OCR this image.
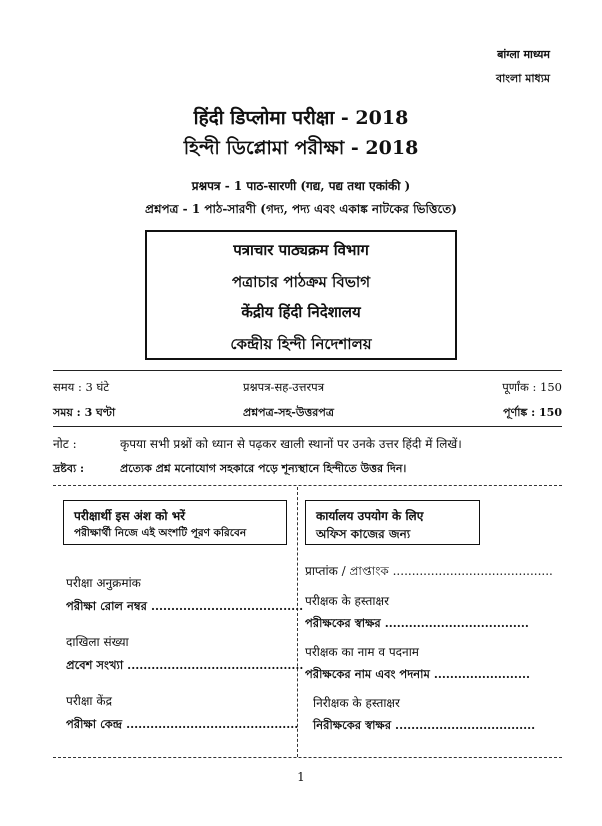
बांग्ला माध्यम
বাংলা মাধ্যম
हिंदी डिप्लोमा परीक्षा - 2018
হিন্দী ডিপ্লোমা পরীক্ষা - 2018
प्रश्नपत्र - 1 पाठ-सारणी (गद्य, पद्य तथा एकांकी )
প্রশ্নপত্র - 1 পাঠ-সারণী (গদ্য, পদ্য এবং একাঙ্ক নাটকের ভিত্তিতে)
पत्राचार पाठ्यक्रम विभाग
পত্রাচার পাঠক্রম বিভাগ
केंद्रीय हिंदी निदेशालय
কেন্দ্রীয় হিন্দী নিদেশালয়
समय : 3 घंटे	प्रश्नपत्र-सह-उत्तरपत्र	पूर्णांक : 150
সময় : 3 ঘণ্টা	প্রশ্নপত্র-সহ-উত্তরপত্র	পূর্ণাঙ্ক : 150
नोट :	कृपया सभी प्रश्नों को ध्यान से पढ़कर खाली स्थानों पर उनके उत्तर हिंदी में लिखें।
দ্রষ্টব্য :	প্রত্যেক প্রশ্ন মনোযোগ সহকারে পড়ে শূন্যস্থানে হিন্দীতে উত্তর দিন।
परीक्षार्थी इस अंश को भरें
পরীক্ষার্থী নিজে এই অংশটি পূরণ করিবেন
परीक्षा अनुक्रमांक
পরীক্ষা রোল নম্বর ......................................
दाखिला संख्या
প্রবেশ সংখ্যা ............................................
परीक्षा केंद्र
পরীক্ষা কেন্দ্র ...........................................
कार्यालय उपयोग के लिए
অফিস কাজের জন্য
प्राप्तांक / প্রাপ্তাংক ..........................................
परीक्षक के हस्ताक्षर
পরীক্ষকের স্বাক্ষর ....................................
परीक्षक का नाम व पदनाम
পরীক্ষকের নাম এবং পদনাম ........................
निरीक्षक के हस्ताक्षर
নিরীক্ষকের স্বাক্ষর ...................................
1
----------------
Give the material again exactly as it is, but keep the pictures out.

Output -
OCR this image.
बांग्ला माध्यम
বাংলা মাধ্যম
हिंदी डिप्लोमा परीक्षा - 2018
হিন্দী ডিপ্লোমা পরীক্ষা - 2018
प्रश्नपत्र - 1 पाठ-सारणी (गद्य, पद्य तथा एकांकी )
প্রশ্নপত্র - 1 পাঠ-সারণী (গদ্য, পদ্য এবং একাঙ্ক নাটকের ভিত্তিতে)
पत्राचार पाठ्यक्रम विभाग
পত্রাচার পাঠক্রম বিভাগ
केंद्रीय हिंदी निदेशालय
কেন্দ্রীয় হিন্দী নিদেশালয়
समय : 3 घंटे	प्रश्नपत्र-सह-उत्तरपत्र	पूर्णांक : 150
সময় : 3 ঘণ্টা	প্রশ্নপত্র-সহ-উত্তরপত্র	পূর্ণাঙ্ক : 150
नोट :	कृपया सभी प्रश्नों को ध्यान से पढ़कर खाली स्थानों पर उनके उत्तर हिंदी में लिखें।
দ্রষ্টব্য :	প্রত্যেক প্রশ্ন মনোযোগ সহকারে পড়ে শূন্যস্থানে হিন্দীতে উত্তর দিন।
परीक्षार्थी इस अंश को भरें
পরীক্ষার্থী নিজে এই অংশটি পূরণ করিবেন
परीक्षा अनुक्रमांक
পরীক্ষা রোল নম্বর ......................................
दाखिला संख्या
প্রবেশ সংখ্যা ............................................
परीक्षा केंद्र
পরীক্ষা কেন্দ্র ...........................................
कार्यालय उपयोग के लिए
অফিস কাজের জন্য
प्राप्तांक / প্রাপ্তাংক ..........................................
परीक्षक के हस्ताक्षर
পরীক্ষকের স্বাক্ষর ....................................
परीक्षक का नाम व पदनाम
পরীক্ষকের নাম এবং পদনাম ........................
निरीक्षक के हस्ताक्षर
নিরীক্ষকের স্বাক্ষর ...................................
1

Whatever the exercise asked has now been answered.